— start —

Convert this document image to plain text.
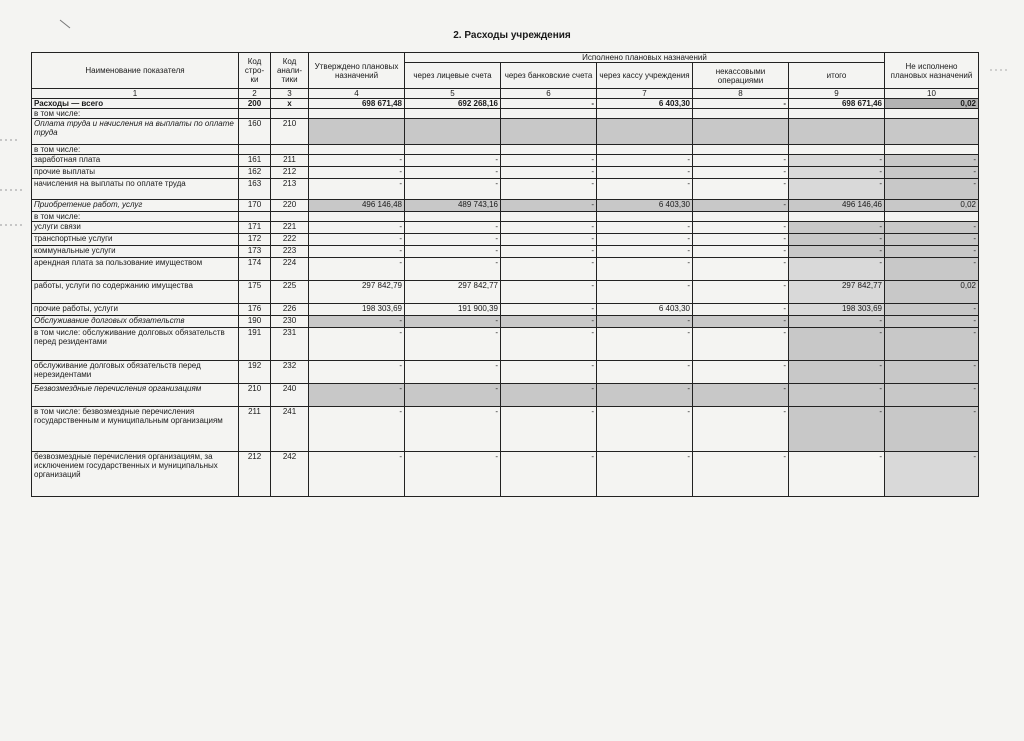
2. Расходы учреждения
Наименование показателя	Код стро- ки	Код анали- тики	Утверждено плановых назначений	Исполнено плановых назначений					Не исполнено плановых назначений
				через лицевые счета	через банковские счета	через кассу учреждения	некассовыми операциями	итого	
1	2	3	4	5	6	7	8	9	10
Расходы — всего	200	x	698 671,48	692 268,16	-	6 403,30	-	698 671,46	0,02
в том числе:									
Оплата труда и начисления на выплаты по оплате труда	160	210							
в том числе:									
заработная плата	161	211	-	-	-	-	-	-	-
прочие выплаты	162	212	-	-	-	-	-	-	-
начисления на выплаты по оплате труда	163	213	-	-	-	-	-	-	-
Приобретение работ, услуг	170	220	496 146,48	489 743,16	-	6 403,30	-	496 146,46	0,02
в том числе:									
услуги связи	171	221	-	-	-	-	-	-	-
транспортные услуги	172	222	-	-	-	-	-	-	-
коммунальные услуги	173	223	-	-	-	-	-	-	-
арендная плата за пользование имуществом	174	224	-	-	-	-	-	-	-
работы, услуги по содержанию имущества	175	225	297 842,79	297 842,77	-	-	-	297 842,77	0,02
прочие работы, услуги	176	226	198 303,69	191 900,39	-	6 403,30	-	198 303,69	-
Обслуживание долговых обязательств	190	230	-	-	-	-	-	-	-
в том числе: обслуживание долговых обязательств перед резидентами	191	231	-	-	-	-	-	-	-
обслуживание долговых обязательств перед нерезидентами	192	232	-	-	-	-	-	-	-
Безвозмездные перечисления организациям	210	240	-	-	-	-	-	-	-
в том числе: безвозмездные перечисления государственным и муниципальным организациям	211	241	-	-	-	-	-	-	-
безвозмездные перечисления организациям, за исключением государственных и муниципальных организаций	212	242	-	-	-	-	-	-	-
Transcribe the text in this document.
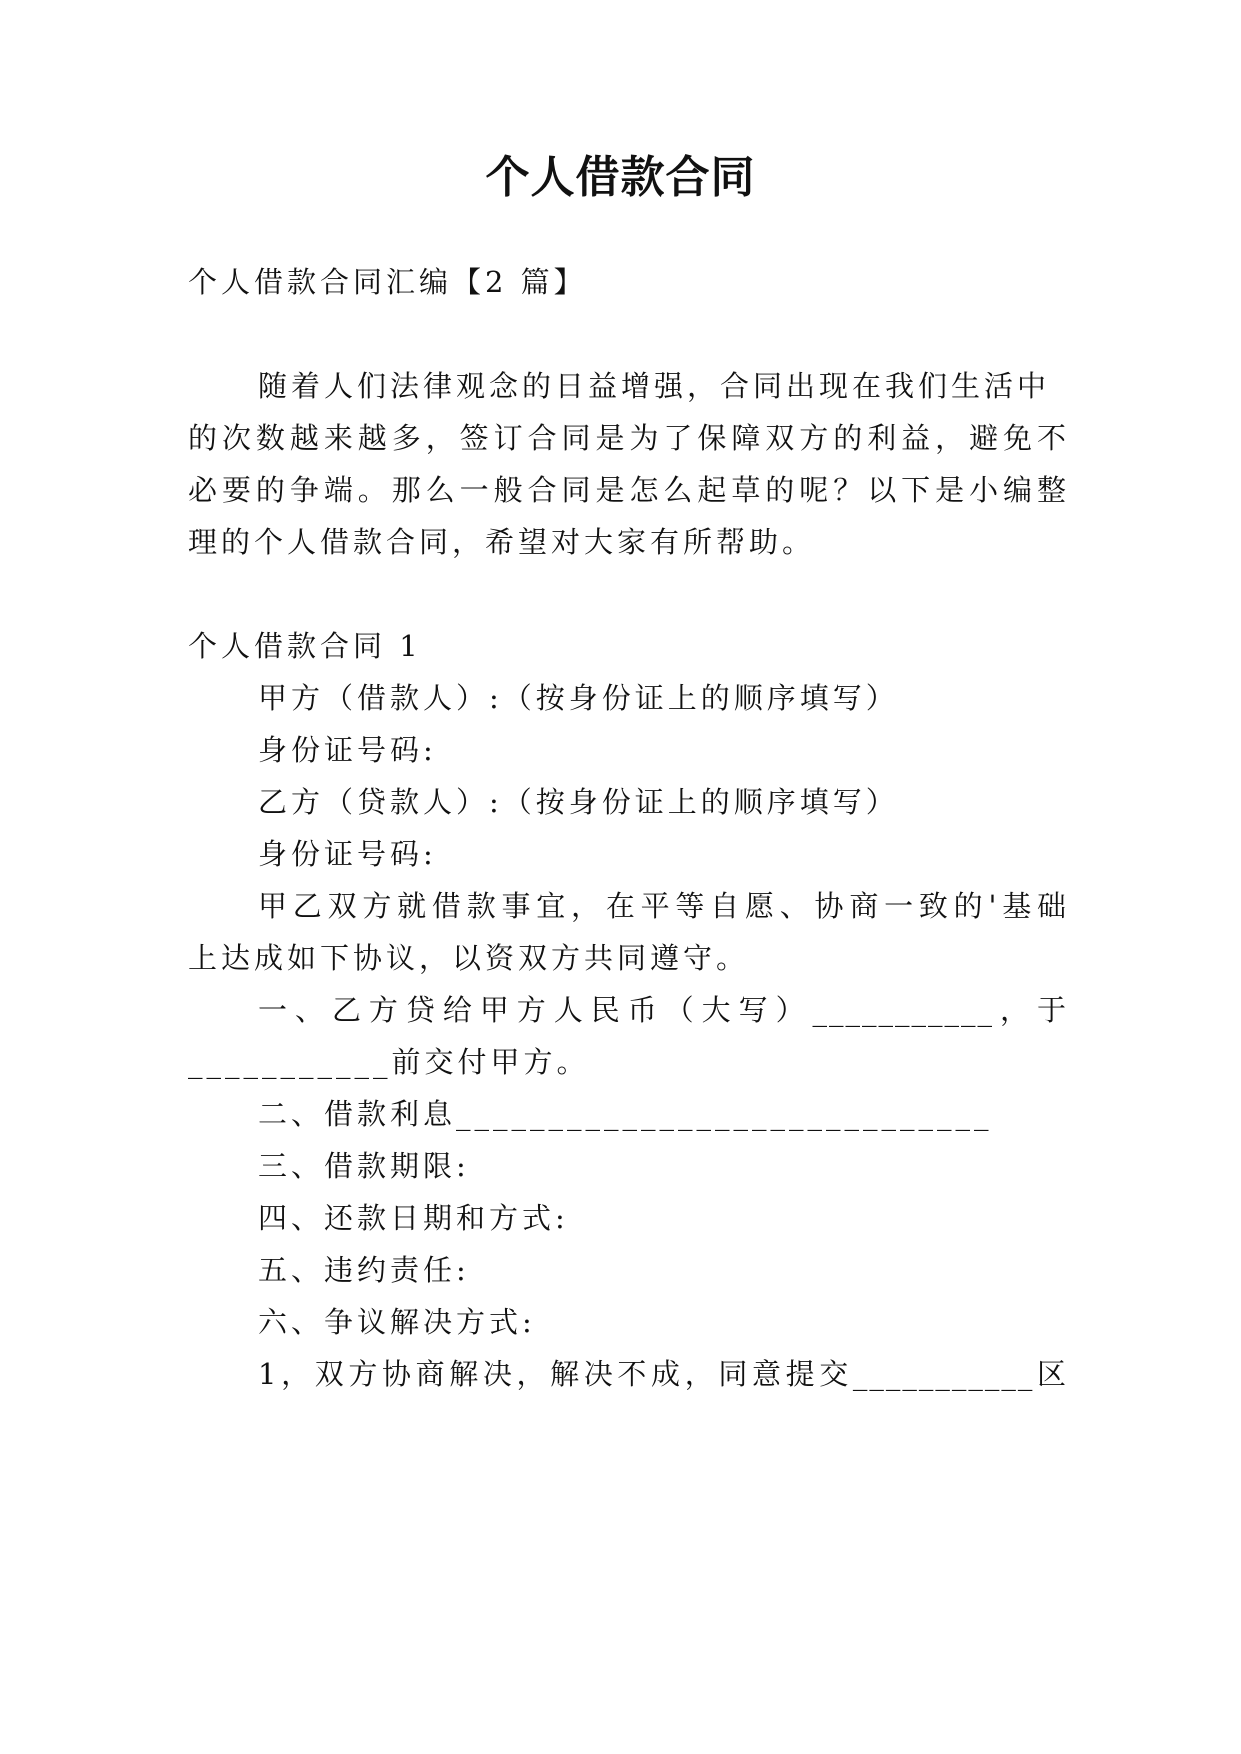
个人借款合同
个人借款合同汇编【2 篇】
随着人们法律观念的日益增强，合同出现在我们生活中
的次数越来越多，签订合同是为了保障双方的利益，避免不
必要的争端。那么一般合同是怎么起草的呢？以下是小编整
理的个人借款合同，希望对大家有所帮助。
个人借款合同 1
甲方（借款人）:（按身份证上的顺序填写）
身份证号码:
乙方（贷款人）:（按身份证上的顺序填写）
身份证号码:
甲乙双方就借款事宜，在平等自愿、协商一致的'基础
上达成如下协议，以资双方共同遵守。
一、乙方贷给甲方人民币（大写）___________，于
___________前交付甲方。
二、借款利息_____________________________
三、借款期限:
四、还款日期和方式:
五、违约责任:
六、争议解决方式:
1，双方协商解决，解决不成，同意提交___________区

— end —

**EXERCISE TASK:** Quote verbatim the final run of lines in the material above, from the line that contains "Transcribe the text in this document." through the very last line, excluding any pictures.

**RESPONSE TO THE TASK:**
Transcribe the text in this document.
个人借款合同
个人借款合同汇编【2 篇】
随着人们法律观念的日益增强，合同出现在我们生活中
的次数越来越多，签订合同是为了保障双方的利益，避免不
必要的争端。那么一般合同是怎么起草的呢？以下是小编整
理的个人借款合同，希望对大家有所帮助。
个人借款合同 1
甲方（借款人）:（按身份证上的顺序填写）
身份证号码:
乙方（贷款人）:（按身份证上的顺序填写）
身份证号码:
甲乙双方就借款事宜，在平等自愿、协商一致的'基础
上达成如下协议，以资双方共同遵守。
一、乙方贷给甲方人民币（大写）___________，于
___________前交付甲方。
二、借款利息_____________________________
三、借款期限:
四、还款日期和方式:
五、违约责任:
六、争议解决方式:
1，双方协商解决，解决不成，同意提交___________区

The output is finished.